THE TASK:
Sift the listing for lines that hold the string "Buscar" and pull them out.

Part of a data file:
** begin **

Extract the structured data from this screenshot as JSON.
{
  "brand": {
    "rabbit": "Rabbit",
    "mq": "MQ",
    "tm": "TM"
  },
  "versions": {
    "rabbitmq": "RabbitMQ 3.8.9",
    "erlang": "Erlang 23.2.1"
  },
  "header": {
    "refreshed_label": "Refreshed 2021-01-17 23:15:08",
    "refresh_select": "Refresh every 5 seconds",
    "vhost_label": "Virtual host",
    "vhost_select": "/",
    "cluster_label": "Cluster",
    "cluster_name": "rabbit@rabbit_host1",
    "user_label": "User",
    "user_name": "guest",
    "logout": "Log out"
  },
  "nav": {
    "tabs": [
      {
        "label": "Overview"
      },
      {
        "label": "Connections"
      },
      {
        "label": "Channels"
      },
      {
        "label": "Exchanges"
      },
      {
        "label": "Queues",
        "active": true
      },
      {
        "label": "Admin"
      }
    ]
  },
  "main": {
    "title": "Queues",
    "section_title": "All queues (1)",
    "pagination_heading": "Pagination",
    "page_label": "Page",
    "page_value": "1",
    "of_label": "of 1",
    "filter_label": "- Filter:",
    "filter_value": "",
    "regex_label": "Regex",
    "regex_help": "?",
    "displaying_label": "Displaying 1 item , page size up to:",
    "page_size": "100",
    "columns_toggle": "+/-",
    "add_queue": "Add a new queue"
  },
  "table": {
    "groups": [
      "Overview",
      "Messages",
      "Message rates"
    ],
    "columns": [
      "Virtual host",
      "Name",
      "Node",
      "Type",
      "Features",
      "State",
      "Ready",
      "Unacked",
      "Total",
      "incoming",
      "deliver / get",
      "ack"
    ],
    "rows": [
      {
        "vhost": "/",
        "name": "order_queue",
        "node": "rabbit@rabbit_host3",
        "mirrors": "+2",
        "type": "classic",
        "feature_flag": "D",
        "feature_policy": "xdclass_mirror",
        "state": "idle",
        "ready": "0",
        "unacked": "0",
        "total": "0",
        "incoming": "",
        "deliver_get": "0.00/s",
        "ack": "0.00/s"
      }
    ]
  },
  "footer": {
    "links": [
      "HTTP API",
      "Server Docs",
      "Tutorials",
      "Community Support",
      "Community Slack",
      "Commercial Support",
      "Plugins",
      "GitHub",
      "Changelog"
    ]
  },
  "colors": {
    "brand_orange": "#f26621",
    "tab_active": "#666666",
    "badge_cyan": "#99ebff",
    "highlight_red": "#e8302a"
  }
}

** end **
** begin **

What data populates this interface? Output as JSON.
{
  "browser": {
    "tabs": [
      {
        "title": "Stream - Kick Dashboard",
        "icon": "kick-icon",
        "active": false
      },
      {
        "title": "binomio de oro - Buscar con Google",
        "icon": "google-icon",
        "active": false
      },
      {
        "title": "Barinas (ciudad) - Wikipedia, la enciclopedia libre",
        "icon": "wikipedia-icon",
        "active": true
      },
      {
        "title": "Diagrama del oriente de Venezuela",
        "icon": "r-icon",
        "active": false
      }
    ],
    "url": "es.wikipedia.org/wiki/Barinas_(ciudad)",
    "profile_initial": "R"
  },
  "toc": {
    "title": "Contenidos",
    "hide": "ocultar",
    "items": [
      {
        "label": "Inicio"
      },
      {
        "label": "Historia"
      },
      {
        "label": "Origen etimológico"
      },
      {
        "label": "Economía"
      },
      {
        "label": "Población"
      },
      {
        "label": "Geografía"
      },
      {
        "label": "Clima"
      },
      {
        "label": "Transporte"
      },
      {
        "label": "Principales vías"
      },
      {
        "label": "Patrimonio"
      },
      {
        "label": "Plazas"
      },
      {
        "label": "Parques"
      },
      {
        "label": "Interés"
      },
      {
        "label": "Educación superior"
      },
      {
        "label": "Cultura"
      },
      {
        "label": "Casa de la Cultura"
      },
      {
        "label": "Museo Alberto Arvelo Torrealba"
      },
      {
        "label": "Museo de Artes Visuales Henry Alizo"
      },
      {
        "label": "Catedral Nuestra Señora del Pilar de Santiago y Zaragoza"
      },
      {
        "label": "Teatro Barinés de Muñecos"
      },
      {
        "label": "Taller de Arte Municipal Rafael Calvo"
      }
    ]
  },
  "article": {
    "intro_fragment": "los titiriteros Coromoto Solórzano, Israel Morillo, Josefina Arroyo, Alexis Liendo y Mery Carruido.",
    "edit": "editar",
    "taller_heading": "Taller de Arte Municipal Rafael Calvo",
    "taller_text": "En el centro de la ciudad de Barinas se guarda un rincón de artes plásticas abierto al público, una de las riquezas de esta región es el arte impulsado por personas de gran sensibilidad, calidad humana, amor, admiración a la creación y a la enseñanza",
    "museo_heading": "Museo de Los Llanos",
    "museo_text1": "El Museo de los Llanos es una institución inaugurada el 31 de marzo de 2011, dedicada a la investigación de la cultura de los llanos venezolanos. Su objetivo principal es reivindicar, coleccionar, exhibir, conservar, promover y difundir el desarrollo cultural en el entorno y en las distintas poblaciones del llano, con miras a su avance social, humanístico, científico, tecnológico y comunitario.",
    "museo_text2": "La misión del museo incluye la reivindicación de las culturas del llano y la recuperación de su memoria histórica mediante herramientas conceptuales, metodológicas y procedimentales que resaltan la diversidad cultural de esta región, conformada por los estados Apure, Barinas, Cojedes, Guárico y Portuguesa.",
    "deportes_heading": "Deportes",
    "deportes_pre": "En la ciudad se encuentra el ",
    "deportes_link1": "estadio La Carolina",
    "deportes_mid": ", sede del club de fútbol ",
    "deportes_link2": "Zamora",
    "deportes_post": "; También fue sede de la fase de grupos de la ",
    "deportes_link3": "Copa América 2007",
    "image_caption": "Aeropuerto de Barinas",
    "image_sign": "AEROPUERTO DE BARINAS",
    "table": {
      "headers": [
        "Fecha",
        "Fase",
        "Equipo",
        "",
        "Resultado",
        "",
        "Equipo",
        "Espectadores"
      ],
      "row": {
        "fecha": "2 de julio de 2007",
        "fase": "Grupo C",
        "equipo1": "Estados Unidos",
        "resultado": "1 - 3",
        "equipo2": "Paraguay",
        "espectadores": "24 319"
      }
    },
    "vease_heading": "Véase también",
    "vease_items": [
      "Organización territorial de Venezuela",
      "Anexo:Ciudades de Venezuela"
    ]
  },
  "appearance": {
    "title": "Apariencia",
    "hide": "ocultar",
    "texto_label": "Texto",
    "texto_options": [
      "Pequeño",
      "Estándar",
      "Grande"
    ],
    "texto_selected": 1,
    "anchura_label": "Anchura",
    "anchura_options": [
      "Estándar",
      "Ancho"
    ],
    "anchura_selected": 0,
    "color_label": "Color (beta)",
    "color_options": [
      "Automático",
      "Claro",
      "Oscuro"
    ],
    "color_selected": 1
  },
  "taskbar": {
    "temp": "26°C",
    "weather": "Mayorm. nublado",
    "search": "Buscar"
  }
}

** end **

EXPECTED OUTPUT:
        "title": "binomio de oro - Buscar con Google",
    "search": "Buscar"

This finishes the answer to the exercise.